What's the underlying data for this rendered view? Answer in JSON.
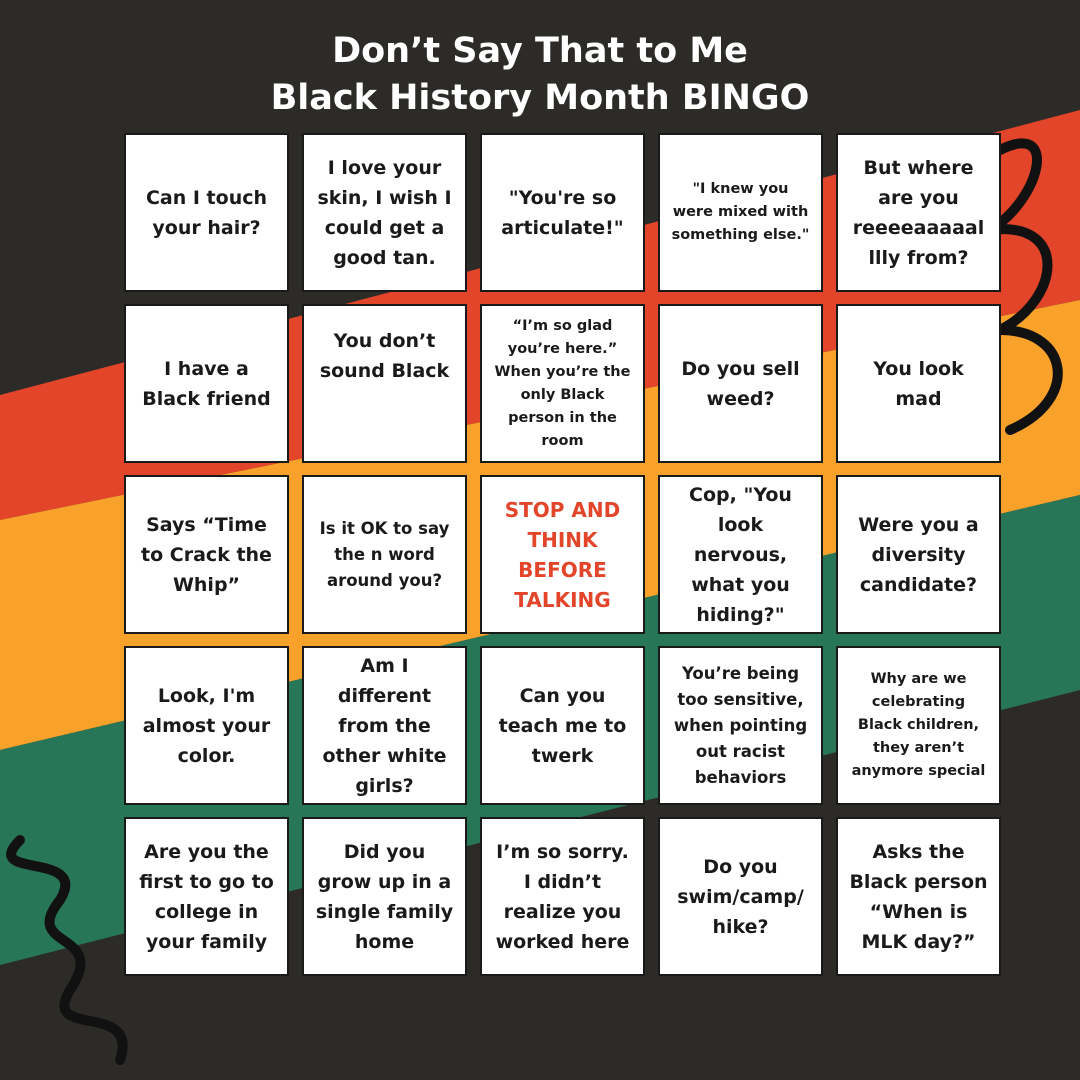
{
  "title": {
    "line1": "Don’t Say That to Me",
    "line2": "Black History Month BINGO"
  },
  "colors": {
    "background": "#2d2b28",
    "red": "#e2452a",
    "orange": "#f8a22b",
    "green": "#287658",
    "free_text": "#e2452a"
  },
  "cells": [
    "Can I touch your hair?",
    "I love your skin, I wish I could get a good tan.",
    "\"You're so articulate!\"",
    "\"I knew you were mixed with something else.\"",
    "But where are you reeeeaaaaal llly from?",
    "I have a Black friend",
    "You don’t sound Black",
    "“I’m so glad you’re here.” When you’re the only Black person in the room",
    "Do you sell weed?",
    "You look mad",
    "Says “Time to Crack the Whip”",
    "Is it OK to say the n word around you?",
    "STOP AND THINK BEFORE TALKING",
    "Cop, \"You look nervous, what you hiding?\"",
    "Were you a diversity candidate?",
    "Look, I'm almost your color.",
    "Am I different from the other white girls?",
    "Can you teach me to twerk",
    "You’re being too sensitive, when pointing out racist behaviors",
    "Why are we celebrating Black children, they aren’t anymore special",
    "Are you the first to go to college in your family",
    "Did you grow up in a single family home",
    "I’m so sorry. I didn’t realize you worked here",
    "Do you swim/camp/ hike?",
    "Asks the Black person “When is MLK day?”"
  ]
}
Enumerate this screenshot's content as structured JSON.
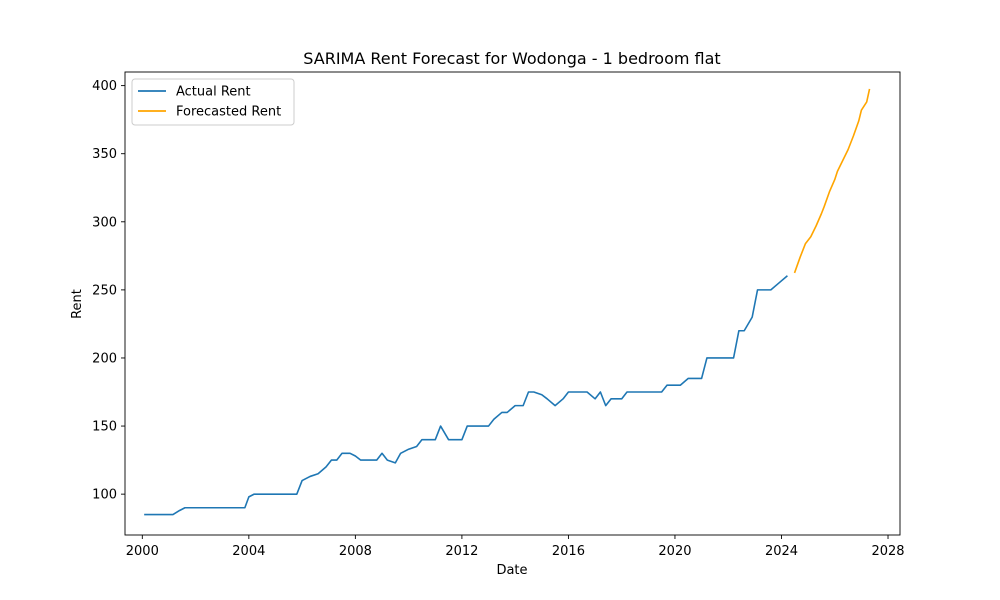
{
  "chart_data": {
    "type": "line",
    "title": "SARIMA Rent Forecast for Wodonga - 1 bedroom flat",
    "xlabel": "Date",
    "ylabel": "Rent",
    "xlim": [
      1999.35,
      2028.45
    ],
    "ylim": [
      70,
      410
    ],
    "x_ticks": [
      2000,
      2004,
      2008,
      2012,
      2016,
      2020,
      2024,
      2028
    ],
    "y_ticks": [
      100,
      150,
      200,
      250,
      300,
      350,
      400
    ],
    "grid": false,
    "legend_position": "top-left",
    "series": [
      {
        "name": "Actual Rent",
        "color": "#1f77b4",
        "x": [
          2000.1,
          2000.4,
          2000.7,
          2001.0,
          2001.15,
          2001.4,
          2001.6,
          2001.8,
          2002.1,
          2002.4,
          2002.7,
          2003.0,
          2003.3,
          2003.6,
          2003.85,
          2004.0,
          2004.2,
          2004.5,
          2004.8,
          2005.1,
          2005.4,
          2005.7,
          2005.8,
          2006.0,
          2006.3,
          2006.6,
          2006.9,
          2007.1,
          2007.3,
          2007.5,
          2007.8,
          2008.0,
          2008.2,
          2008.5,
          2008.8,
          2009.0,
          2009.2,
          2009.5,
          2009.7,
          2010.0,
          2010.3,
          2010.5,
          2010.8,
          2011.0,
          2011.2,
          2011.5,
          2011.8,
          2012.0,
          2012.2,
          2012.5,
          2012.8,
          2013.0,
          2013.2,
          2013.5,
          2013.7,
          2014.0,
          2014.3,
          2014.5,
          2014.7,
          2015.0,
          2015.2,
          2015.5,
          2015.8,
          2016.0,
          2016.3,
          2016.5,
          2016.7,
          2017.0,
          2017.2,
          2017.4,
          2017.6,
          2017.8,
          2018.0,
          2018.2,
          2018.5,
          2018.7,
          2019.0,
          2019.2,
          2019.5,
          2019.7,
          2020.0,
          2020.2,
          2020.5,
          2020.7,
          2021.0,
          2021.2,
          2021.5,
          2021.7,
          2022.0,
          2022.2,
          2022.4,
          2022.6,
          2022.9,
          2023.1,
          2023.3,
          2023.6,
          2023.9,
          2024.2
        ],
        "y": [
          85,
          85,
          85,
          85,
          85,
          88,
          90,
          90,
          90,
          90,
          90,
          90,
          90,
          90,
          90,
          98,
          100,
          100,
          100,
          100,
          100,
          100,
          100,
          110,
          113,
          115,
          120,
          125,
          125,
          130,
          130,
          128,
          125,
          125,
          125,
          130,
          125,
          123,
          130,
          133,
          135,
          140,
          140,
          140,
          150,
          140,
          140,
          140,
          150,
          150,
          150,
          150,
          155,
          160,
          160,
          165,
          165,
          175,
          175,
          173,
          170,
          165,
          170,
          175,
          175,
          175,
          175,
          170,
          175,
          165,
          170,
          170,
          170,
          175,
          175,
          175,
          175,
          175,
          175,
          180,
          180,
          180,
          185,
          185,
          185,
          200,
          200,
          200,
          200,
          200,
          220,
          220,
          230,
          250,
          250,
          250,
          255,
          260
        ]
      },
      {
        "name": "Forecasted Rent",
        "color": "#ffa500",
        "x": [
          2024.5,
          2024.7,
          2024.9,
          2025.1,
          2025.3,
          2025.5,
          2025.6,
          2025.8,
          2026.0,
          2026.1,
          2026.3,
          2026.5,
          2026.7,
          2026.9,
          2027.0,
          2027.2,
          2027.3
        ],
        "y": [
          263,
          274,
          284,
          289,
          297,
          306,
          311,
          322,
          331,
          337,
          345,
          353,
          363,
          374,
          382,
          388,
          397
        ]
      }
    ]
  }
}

____

> TASK OBJECTIVE
Retype the whole listing, keeping every line identical and omitting all pictures.

> FULL OUTPUT
What's the underlying data for this rendered view? Answer in JSON.
{
  "title": {
    "line1": "Don’t Say That to Me",
    "line2": "Black History Month BINGO"
  },
  "colors": {
    "background": "#2d2b28",
    "red": "#e2452a",
    "orange": "#f8a22b",
    "green": "#287658",
    "free_text": "#e2452a"
  },
  "cells": [
    "Can I touch your hair?",
    "I love your skin, I wish I could get a good tan.",
    "\"You're so articulate!\"",
    "\"I knew you were mixed with something else.\"",
    "But where are you reeeeaaaaal llly from?",
    "I have a Black friend",
    "You don’t sound Black",
    "“I’m so glad you’re here.” When you’re the only Black person in the room",
    "Do you sell weed?",
    "You look mad",
    "Says “Time to Crack the Whip”",
    "Is it OK to say the n word around you?",
    "STOP AND THINK BEFORE TALKING",
    "Cop, \"You look nervous, what you hiding?\"",
    "Were you a diversity candidate?",
    "Look, I'm almost your color.",
    "Am I different from the other white girls?",
    "Can you teach me to twerk",
    "You’re being too sensitive, when pointing out racist behaviors",
    "Why are we celebrating Black children, they aren’t anymore special",
    "Are you the first to go to college in your family",
    "Did you grow up in a single family home",
    "I’m so sorry. I didn’t realize you worked here",
    "Do you swim/camp/ hike?",
    "Asks the Black person “When is MLK day?”"
  ]
}
Enumerate this screenshot's content as structured JSON.
{
  "chart_data": {
    "type": "line",
    "title": "SARIMA Rent Forecast for Wodonga - 1 bedroom flat",
    "xlabel": "Date",
    "ylabel": "Rent",
    "xlim": [
      1999.35,
      2028.45
    ],
    "ylim": [
      70,
      410
    ],
    "x_ticks": [
      2000,
      2004,
      2008,
      2012,
      2016,
      2020,
      2024,
      2028
    ],
    "y_ticks": [
      100,
      150,
      200,
      250,
      300,
      350,
      400
    ],
    "grid": false,
    "legend_position": "top-left",
    "series": [
      {
        "name": "Actual Rent",
        "color": "#1f77b4",
        "x": [
          2000.1,
          2000.4,
          2000.7,
          2001.0,
          2001.15,
          2001.4,
          2001.6,
          2001.8,
          2002.1,
          2002.4,
          2002.7,
          2003.0,
          2003.3,
          2003.6,
          2003.85,
          2004.0,
          2004.2,
          2004.5,
          2004.8,
          2005.1,
          2005.4,
          2005.7,
          2005.8,
          2006.0,
          2006.3,
          2006.6,
          2006.9,
          2007.1,
          2007.3,
          2007.5,
          2007.8,
          2008.0,
          2008.2,
          2008.5,
          2008.8,
          2009.0,
          2009.2,
          2009.5,
          2009.7,
          2010.0,
          2010.3,
          2010.5,
          2010.8,
          2011.0,
          2011.2,
          2011.5,
          2011.8,
          2012.0,
          2012.2,
          2012.5,
          2012.8,
          2013.0,
          2013.2,
          2013.5,
          2013.7,
          2014.0,
          2014.3,
          2014.5,
          2014.7,
          2015.0,
          2015.2,
          2015.5,
          2015.8,
          2016.0,
          2016.3,
          2016.5,
          2016.7,
          2017.0,
          2017.2,
          2017.4,
          2017.6,
          2017.8,
          2018.0,
          2018.2,
          2018.5,
          2018.7,
          2019.0,
          2019.2,
          2019.5,
          2019.7,
          2020.0,
          2020.2,
          2020.5,
          2020.7,
          2021.0,
          2021.2,
          2021.5,
          2021.7,
          2022.0,
          2022.2,
          2022.4,
          2022.6,
          2022.9,
          2023.1,
          2023.3,
          2023.6,
          2023.9,
          2024.2
        ],
        "y": [
          85,
          85,
          85,
          85,
          85,
          88,
          90,
          90,
          90,
          90,
          90,
          90,
          90,
          90,
          90,
          98,
          100,
          100,
          100,
          100,
          100,
          100,
          100,
          110,
          113,
          115,
          120,
          125,
          125,
          130,
          130,
          128,
          125,
          125,
          125,
          130,
          125,
          123,
          130,
          133,
          135,
          140,
          140,
          140,
          150,
          140,
          140,
          140,
          150,
          150,
          150,
          150,
          155,
          160,
          160,
          165,
          165,
          175,
          175,
          173,
          170,
          165,
          170,
          175,
          175,
          175,
          175,
          170,
          175,
          165,
          170,
          170,
          170,
          175,
          175,
          175,
          175,
          175,
          175,
          180,
          180,
          180,
          185,
          185,
          185,
          200,
          200,
          200,
          200,
          200,
          220,
          220,
          230,
          250,
          250,
          250,
          255,
          260
        ]
      },
      {
        "name": "Forecasted Rent",
        "color": "#ffa500",
        "x": [
          2024.5,
          2024.7,
          2024.9,
          2025.1,
          2025.3,
          2025.5,
          2025.6,
          2025.8,
          2026.0,
          2026.1,
          2026.3,
          2026.5,
          2026.7,
          2026.9,
          2027.0,
          2027.2,
          2027.3
        ],
        "y": [
          263,
          274,
          284,
          289,
          297,
          306,
          311,
          322,
          331,
          337,
          345,
          353,
          363,
          374,
          382,
          388,
          397
        ]
      }
    ]
  }
}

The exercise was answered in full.